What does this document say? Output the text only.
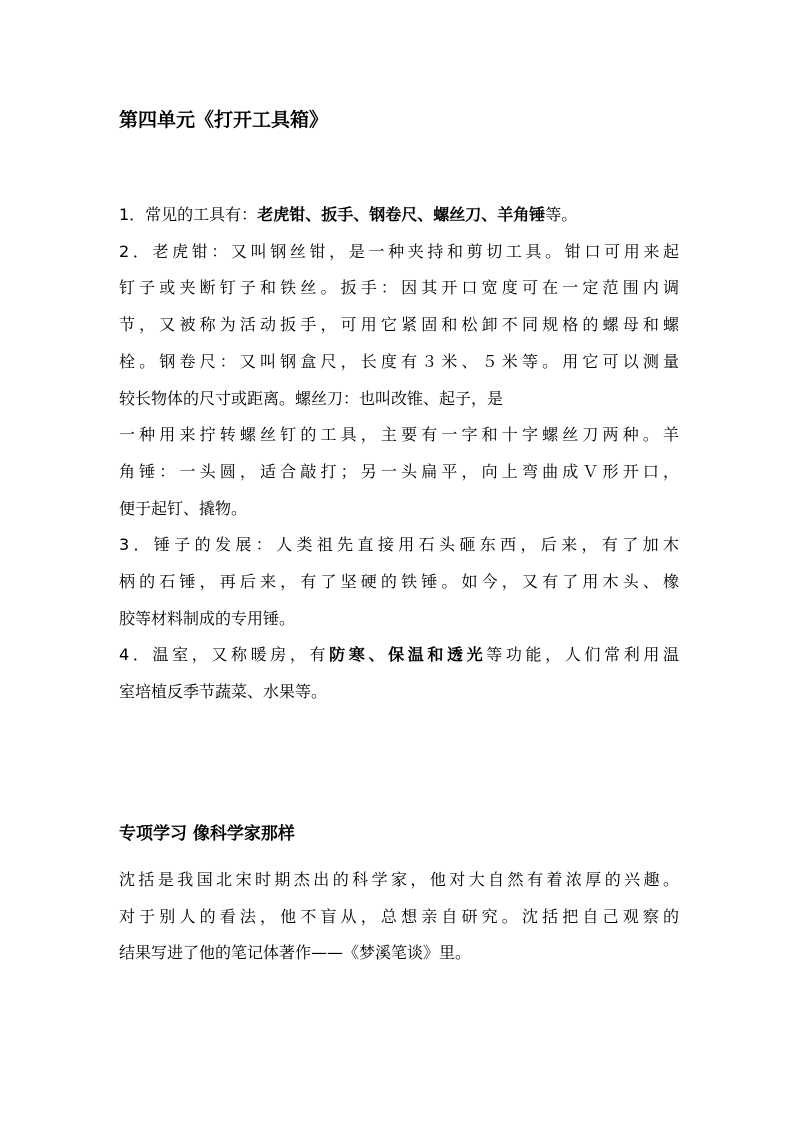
第四单元《打开工具箱》
1．常见的工具有：老虎钳、扳手、钢卷尺、螺丝刀、羊角锤等。
2．老虎钳：又叫钢丝钳，是一种夹持和剪切工具。钳口可用来起
钉子或夹断钉子和铁丝。扳手：因其开口宽度可在一定范围内调
节，又被称为活动扳手，可用它紧固和松卸不同规格的螺母和螺
栓。钢卷尺：又叫钢盒尺，长度有３米、５米等。用它可以测量
较长物体的尺寸或距离。螺丝刀：也叫改锥、起子，是
一种用来拧转螺丝钉的工具，主要有一字和十字螺丝刀两种。羊
角锤：一头圆，适合敲打；另一头扁平，向上弯曲成Ｖ形开口，
便于起钉、撬物。
3．锤子的发展：人类祖先直接用石头砸东西，后来，有了加木
柄的石锤，再后来，有了坚硬的铁锤。如今，又有了用木头、橡
胶等材料制成的专用锤。
4．温室，又称暖房，有防寒、保温和透光等功能，人们常利用温
室培植反季节蔬菜、水果等。
专项学习 像科学家那样
沈括是我国北宋时期杰出的科学家，他对大自然有着浓厚的兴趣。
对于别人的看法，他不盲从，总想亲自研究。沈括把自己观察的
结果写进了他的笔记体著作——《梦溪笔谈》里。
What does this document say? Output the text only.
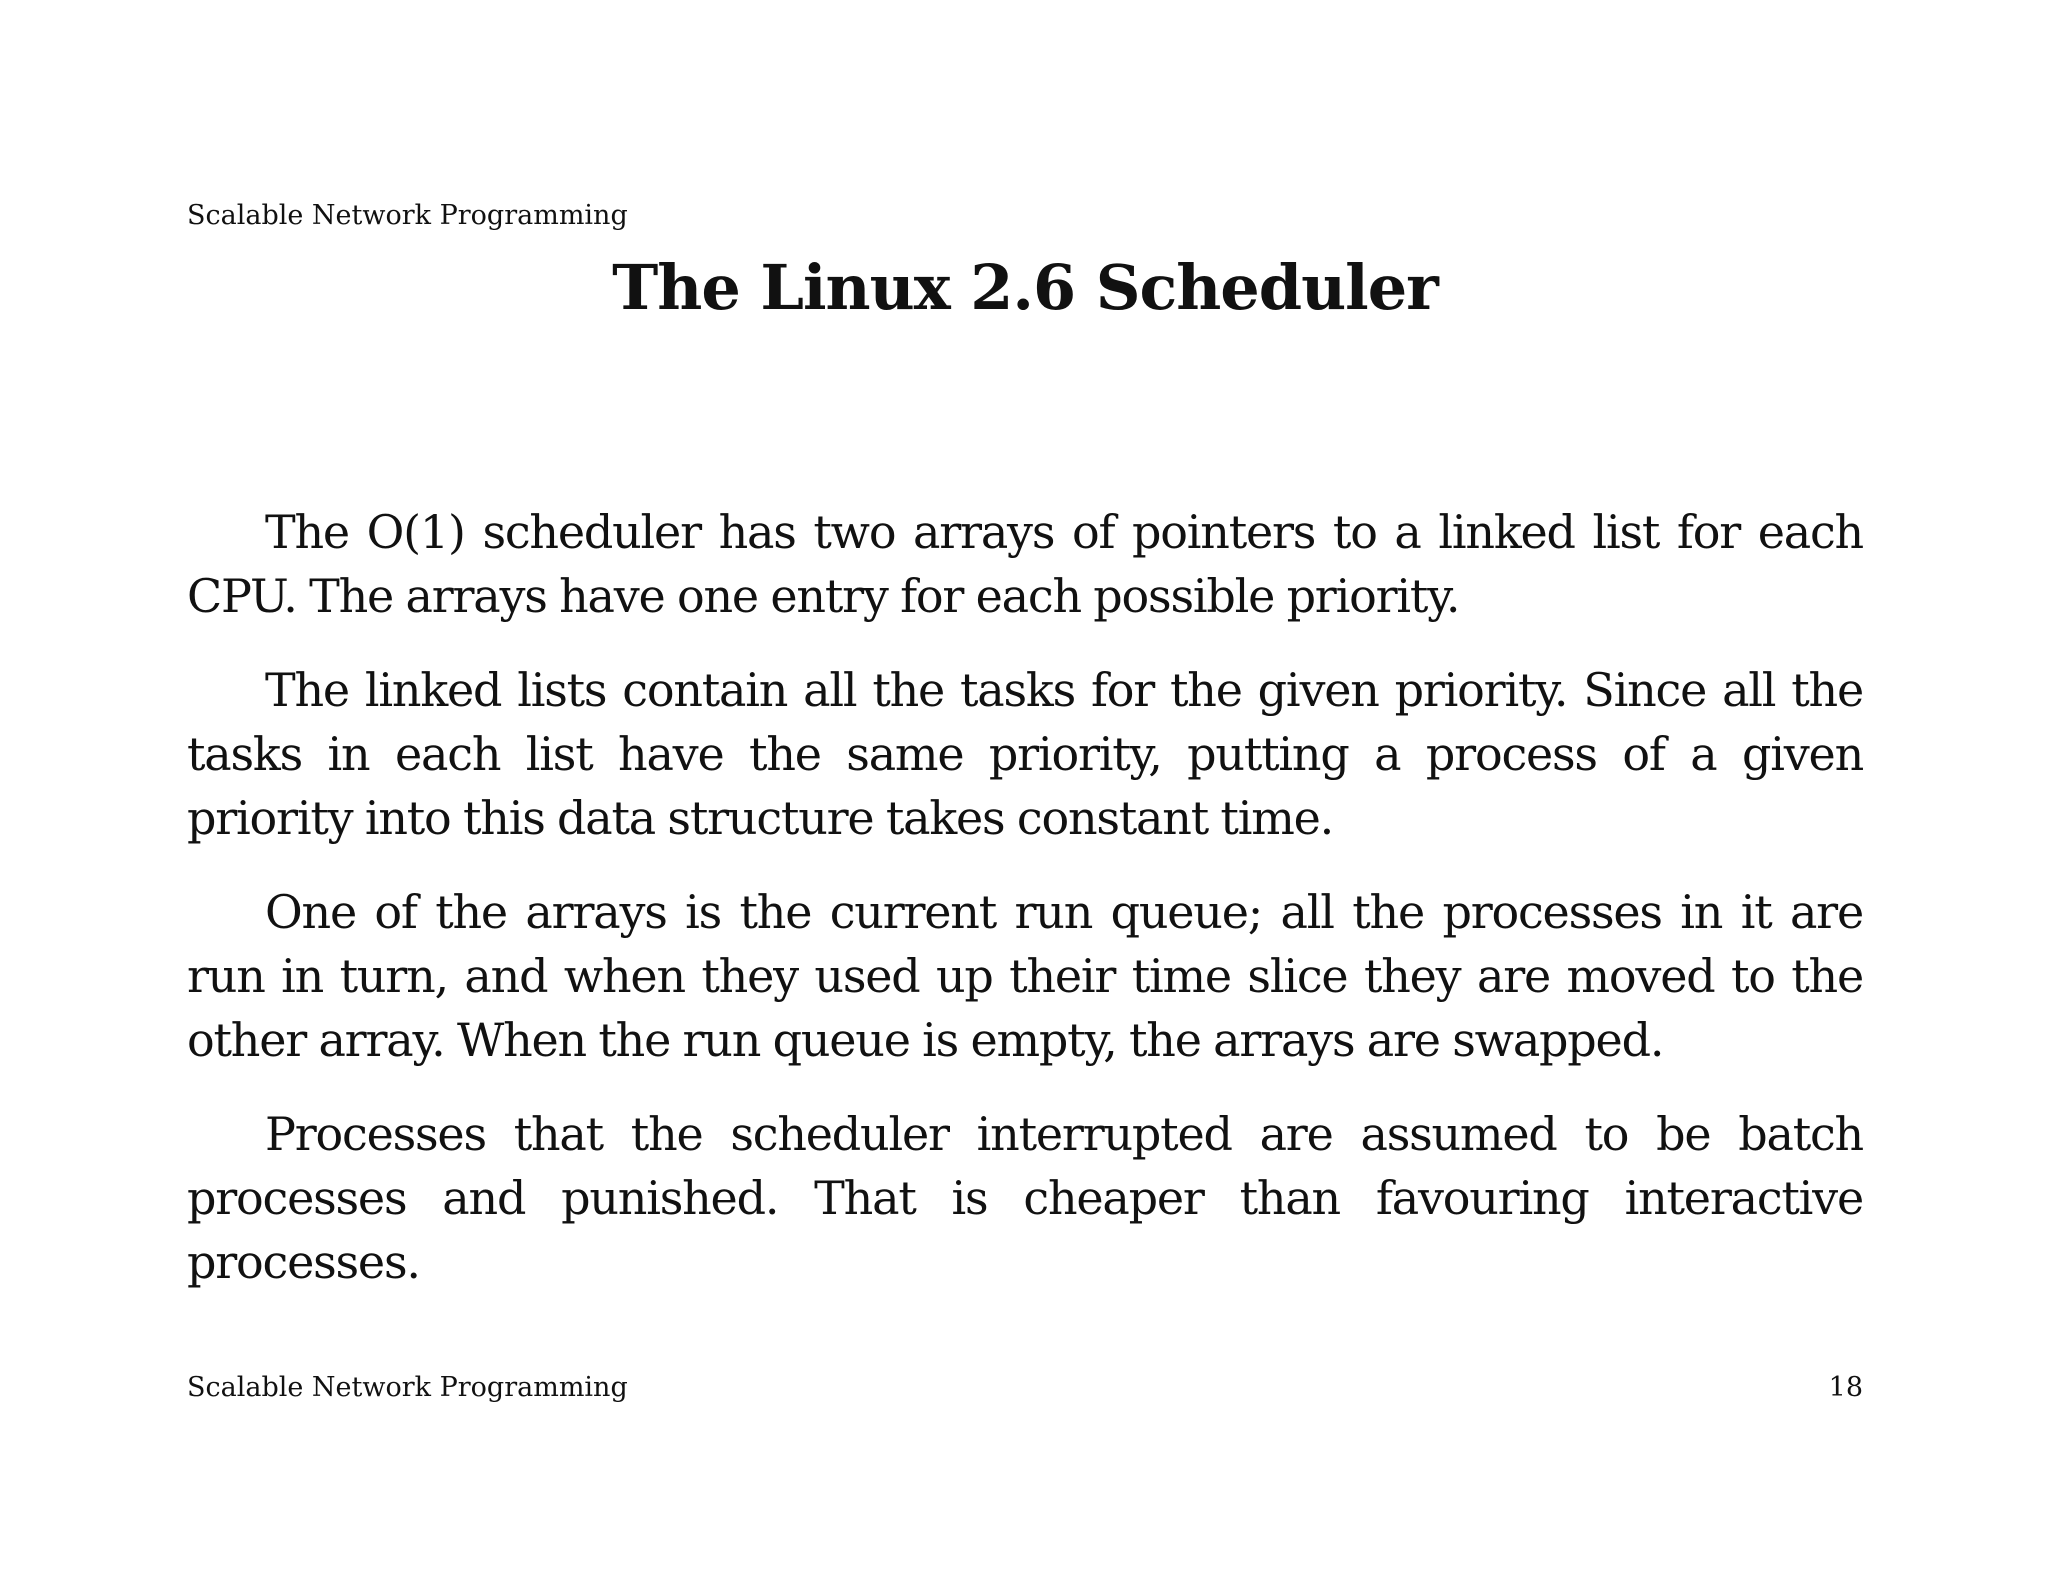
Scalable Network Programming
The Linux 2.6 Scheduler

The O(1) scheduler has two arrays of pointers to a linked list for each CPU. The arrays have one entry for each possible priority.

The linked lists contain all the tasks for the given priority. Since all the tasks in each list have the same priority, putting a process of a given priority into this data structure takes constant time.

One of the arrays is the current run queue; all the processes in it are run in turn, and when they used up their time slice they are moved to the other array. When the run queue is empty, the arrays are swapped.

Processes that the scheduler interrupted are assumed to be batch processes and punished. That is cheaper than favouring interactive processes.

Scalable Network Programming	18
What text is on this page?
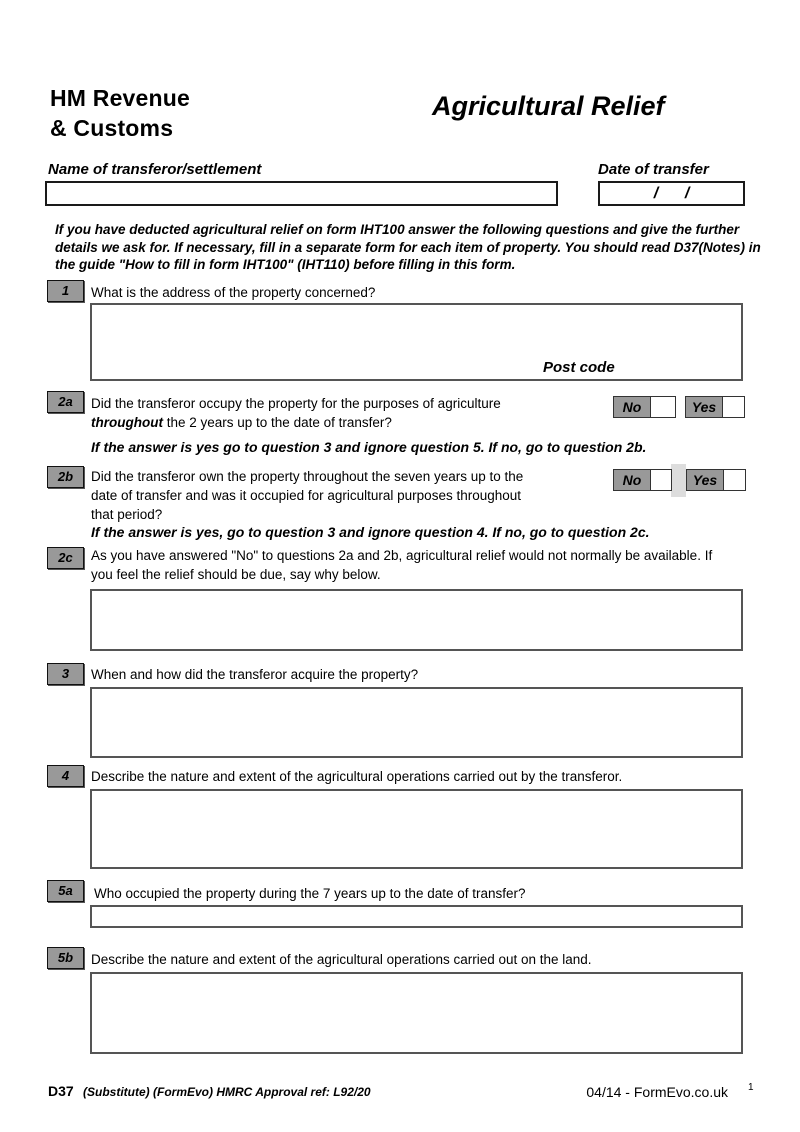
HM Revenue
& Customs
Agricultural Relief
Name of transferor/settlement	Date of transfer
/      /
If you have deducted agricultural relief on form IHT100 answer the following questions and give the further
details we ask for. If necessary, fill in a separate form for each item of property. You should read D37(Notes) in
the guide "How to fill in form IHT100" (IHT110) before filling in this form.
1	What is the address of the property concerned?
Post code
2a	Did the transferor occupy the property for the purposes of agriculture
throughout the 2 years up to the date of transfer?
No	Yes
If the answer is yes go to question 3 and ignore question 5. If no, go to question 2b.
2b	Did the transferor own the property throughout the seven years up to the
date of transfer and was it occupied for agricultural purposes throughout
that period?
No	Yes
If the answer is yes, go to question 3 and ignore question 4. If no, go to question 2c.
2c	As you have answered "No" to questions 2a and 2b, agricultural relief would not normally be available. If
you feel the relief should be due, say why below.
3	When and how did the transferor acquire the property?
4	Describe the nature and extent of the agricultural operations carried out by the transferor.
5a	Who occupied the property during the 7 years up to the date of transfer?
5b	Describe the nature and extent of the agricultural operations carried out on the land.
D37 (Substitute) (FormEvo) HMRC Approval ref: L92/20	04/14 - FormEvo.co.uk 1
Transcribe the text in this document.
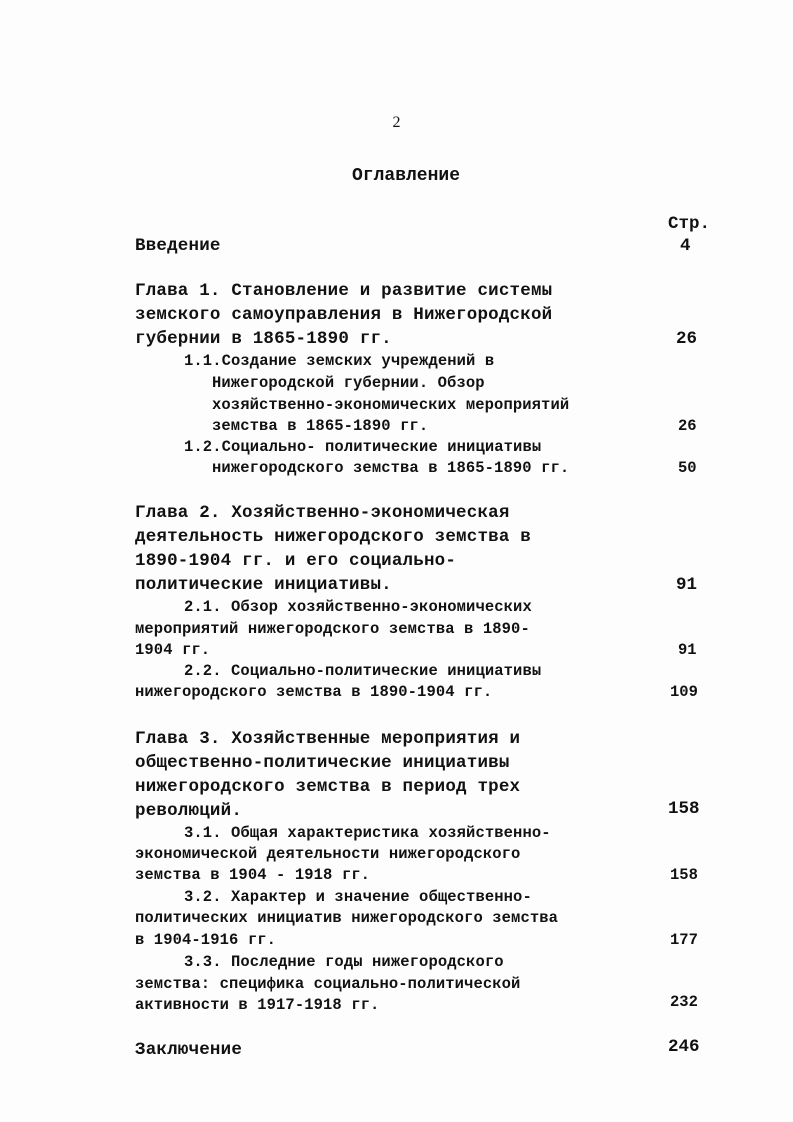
2
Оглавление
Стр.
Введение	4
Глава 1. Становление и развитие системы
земского самоуправления в Нижегородской
губернии в 1865-1890 гг.	26
1.1.Создание земских учреждений в
Нижегородской губернии. Обзор
хозяйственно-экономических мероприятий
земства в 1865-1890 гг.	26
1.2.Социально- политические инициативы
нижегородского земства в 1865-1890 гг.	50
Глава 2. Хозяйственно-экономическая
деятельность нижегородского земства в
1890-1904 гг. и его социально-
политические инициативы.	91
2.1. Обзор хозяйственно-экономических
мероприятий нижегородского земства в 1890-
1904 гг.	91
2.2. Социально-политические инициативы
нижегородского земства в 1890-1904 гг.	109
Глава 3. Хозяйственные мероприятия и
общественно-политические инициативы
нижегородского земства в период трех
революций.	158
3.1. Общая характеристика хозяйственно-
экономической деятельности нижегородского
земства в 1904 - 1918 гг.	158
3.2. Характер и значение общественно-
политических инициатив нижегородского земства
в 1904-1916 гг.	177
3.3. Последние годы нижегородского
земства: специфика социально-политической
активности в 1917-1918 гг.	232
Заключение	246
..............................
#### [Exercise]
Gather each line in the entries above where the string "общественно" is found.

#### [Complete answer]
общественно-политические инициативы
3.2. Характер и значение общественно-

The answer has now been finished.